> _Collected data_
----------
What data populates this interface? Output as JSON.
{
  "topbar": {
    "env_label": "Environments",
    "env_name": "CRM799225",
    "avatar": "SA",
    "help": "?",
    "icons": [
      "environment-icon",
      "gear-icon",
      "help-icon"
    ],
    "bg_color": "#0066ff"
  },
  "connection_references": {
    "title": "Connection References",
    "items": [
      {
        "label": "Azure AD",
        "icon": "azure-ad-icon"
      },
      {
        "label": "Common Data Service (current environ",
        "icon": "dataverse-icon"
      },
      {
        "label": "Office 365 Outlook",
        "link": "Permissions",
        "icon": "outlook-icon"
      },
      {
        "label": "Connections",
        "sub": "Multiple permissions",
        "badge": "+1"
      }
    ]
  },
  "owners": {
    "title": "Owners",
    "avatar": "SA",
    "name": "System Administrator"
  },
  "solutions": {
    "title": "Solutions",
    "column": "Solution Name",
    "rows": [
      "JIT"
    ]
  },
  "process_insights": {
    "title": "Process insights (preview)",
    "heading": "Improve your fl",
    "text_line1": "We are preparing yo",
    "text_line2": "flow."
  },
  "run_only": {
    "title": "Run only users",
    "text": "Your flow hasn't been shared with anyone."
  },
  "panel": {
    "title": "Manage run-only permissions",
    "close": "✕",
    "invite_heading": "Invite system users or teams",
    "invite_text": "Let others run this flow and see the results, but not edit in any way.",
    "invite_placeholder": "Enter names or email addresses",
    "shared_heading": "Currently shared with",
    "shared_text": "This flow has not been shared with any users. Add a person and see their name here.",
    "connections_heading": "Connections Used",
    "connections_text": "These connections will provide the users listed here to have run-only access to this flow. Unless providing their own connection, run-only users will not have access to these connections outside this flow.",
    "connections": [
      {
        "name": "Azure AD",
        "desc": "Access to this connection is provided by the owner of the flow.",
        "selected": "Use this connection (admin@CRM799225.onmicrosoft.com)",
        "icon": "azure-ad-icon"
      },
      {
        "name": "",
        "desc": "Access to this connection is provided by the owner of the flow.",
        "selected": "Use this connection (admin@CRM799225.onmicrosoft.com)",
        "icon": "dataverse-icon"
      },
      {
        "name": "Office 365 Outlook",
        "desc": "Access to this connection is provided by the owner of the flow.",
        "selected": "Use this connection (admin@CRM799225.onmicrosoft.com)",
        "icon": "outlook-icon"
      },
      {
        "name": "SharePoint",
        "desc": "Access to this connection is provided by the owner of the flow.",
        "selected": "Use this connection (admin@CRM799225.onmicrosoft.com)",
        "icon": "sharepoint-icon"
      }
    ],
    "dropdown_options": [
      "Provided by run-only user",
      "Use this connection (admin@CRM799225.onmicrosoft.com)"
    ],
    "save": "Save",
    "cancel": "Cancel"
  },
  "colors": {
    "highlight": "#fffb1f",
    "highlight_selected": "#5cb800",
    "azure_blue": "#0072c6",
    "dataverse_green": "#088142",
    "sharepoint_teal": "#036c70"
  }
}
----------
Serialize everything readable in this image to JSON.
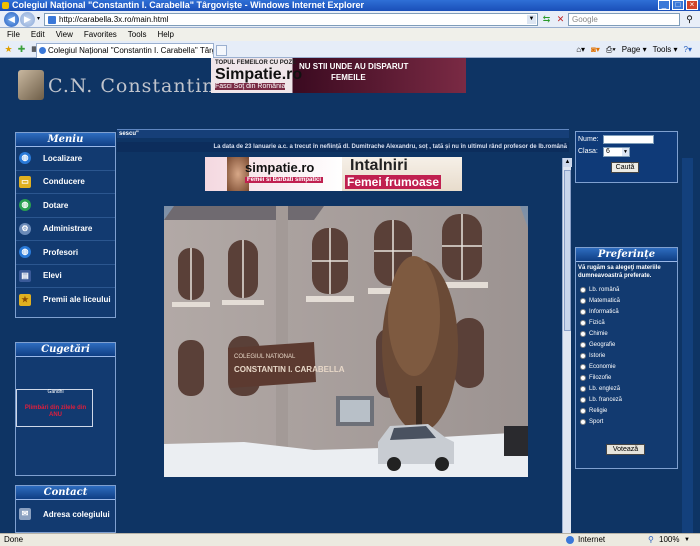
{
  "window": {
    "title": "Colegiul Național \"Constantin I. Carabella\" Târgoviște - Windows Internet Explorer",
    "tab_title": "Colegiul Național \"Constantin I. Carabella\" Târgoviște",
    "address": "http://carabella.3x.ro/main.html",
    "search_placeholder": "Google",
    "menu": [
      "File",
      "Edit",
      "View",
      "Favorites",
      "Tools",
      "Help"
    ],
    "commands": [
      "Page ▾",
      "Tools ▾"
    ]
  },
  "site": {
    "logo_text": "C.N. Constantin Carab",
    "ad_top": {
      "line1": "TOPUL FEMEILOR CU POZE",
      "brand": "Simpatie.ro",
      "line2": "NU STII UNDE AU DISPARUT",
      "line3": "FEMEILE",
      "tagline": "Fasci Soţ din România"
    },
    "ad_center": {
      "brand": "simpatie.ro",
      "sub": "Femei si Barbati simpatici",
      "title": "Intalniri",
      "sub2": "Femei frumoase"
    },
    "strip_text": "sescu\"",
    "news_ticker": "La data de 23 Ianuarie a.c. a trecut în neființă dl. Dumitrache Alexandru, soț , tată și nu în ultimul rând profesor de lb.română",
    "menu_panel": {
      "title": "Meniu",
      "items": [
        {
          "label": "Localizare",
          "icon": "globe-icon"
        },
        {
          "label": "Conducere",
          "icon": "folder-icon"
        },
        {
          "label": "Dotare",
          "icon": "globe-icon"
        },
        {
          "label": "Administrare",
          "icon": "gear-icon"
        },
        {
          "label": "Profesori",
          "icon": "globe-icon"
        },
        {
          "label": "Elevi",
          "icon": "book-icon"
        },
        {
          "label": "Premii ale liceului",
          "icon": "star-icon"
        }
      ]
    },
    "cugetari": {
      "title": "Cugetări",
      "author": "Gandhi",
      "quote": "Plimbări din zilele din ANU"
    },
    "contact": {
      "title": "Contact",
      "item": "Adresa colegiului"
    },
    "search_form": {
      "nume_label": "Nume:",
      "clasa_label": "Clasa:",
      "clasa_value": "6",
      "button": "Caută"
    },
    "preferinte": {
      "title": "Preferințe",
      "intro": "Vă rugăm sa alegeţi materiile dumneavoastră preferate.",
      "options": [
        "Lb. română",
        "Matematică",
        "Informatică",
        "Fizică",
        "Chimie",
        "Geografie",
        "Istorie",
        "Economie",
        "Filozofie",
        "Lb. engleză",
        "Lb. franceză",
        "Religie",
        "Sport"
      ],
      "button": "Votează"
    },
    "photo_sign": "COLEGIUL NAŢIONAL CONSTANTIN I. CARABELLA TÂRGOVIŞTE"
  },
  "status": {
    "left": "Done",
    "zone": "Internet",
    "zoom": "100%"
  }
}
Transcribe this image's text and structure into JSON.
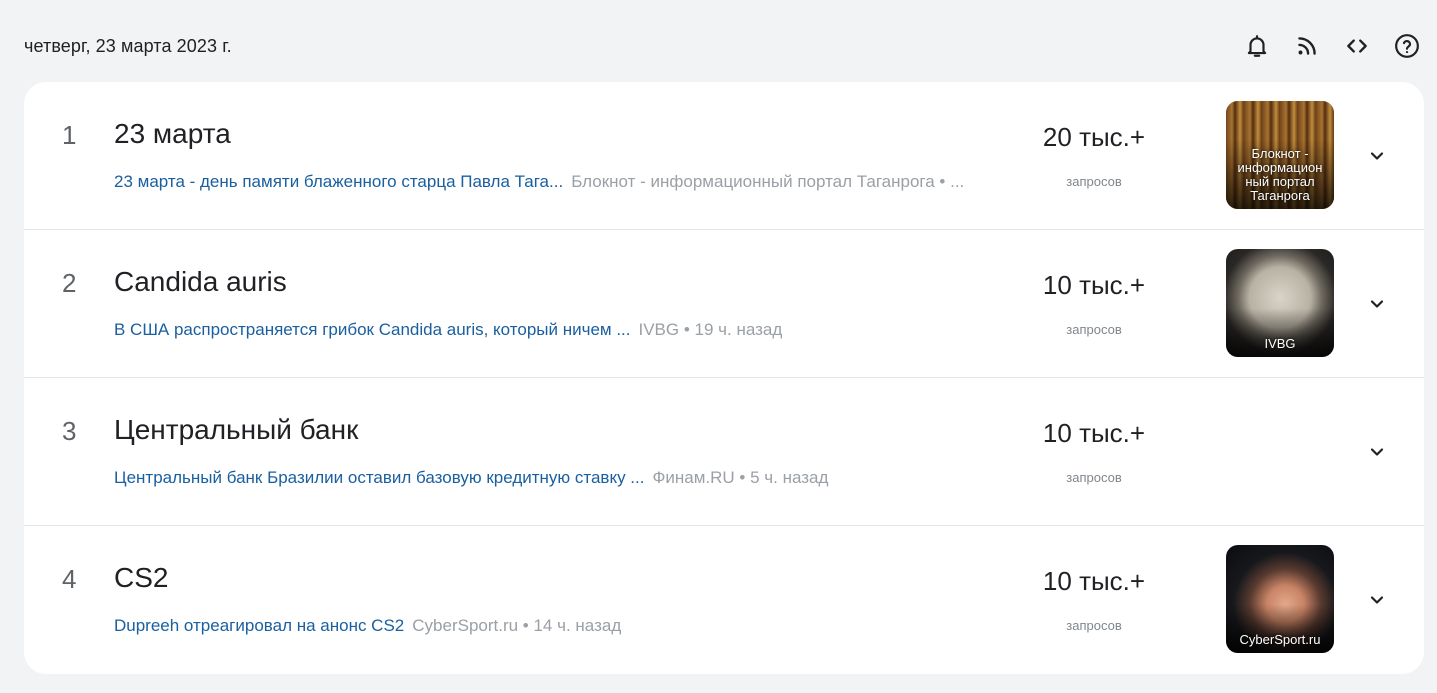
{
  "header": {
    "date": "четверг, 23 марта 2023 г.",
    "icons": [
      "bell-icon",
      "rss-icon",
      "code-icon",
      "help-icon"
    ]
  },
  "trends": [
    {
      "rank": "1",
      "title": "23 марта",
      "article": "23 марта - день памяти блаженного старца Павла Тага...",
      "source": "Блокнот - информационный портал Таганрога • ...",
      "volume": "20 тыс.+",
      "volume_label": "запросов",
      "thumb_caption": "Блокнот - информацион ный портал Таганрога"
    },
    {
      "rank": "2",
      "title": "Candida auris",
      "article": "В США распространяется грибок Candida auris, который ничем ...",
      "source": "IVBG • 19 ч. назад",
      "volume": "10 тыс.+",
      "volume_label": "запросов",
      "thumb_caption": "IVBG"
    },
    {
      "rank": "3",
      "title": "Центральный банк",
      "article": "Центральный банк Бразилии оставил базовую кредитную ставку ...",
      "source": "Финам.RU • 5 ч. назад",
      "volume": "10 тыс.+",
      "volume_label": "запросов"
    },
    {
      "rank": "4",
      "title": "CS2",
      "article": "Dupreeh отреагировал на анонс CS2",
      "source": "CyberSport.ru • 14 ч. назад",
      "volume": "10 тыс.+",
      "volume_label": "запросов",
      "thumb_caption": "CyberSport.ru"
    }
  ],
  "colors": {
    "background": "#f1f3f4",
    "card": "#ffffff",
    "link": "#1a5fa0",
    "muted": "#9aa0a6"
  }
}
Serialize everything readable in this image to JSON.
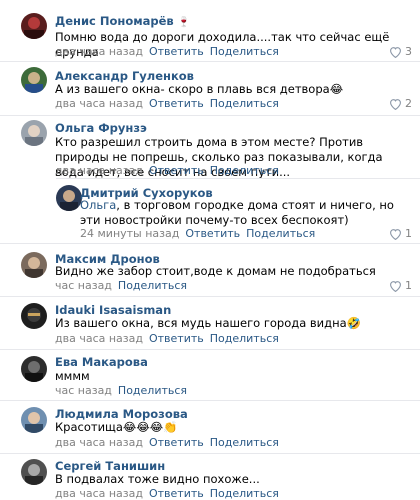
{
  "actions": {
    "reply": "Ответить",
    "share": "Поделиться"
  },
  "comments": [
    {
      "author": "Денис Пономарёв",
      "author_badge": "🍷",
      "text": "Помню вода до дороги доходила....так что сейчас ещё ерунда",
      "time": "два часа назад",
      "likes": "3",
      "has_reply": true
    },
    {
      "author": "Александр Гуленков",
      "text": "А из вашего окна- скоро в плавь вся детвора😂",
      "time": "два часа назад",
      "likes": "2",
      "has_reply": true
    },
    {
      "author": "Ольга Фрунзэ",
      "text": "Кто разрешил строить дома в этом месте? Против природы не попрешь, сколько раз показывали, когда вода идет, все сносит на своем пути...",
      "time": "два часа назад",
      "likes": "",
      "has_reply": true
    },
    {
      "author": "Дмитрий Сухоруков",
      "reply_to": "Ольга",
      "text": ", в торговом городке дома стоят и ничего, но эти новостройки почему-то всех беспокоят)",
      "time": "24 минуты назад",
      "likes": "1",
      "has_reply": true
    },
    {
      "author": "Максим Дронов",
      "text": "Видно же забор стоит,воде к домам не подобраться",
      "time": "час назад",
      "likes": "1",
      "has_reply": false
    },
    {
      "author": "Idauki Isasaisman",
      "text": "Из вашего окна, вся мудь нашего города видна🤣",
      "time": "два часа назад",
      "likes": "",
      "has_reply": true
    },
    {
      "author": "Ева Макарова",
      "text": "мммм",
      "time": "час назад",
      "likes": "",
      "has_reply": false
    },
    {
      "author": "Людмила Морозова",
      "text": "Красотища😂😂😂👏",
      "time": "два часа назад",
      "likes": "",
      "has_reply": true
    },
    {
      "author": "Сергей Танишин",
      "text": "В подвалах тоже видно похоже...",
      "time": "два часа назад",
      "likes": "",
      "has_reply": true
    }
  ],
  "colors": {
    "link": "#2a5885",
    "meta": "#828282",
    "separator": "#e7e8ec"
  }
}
----------
> _What to do_
Look through the entries above for the word "CyberSport". Copy every line where it shows up.

> _Exercise answer_
      "source": "CyberSport.ru • 14 ч. назад",
      "thumb_caption": "CyberSport.ru"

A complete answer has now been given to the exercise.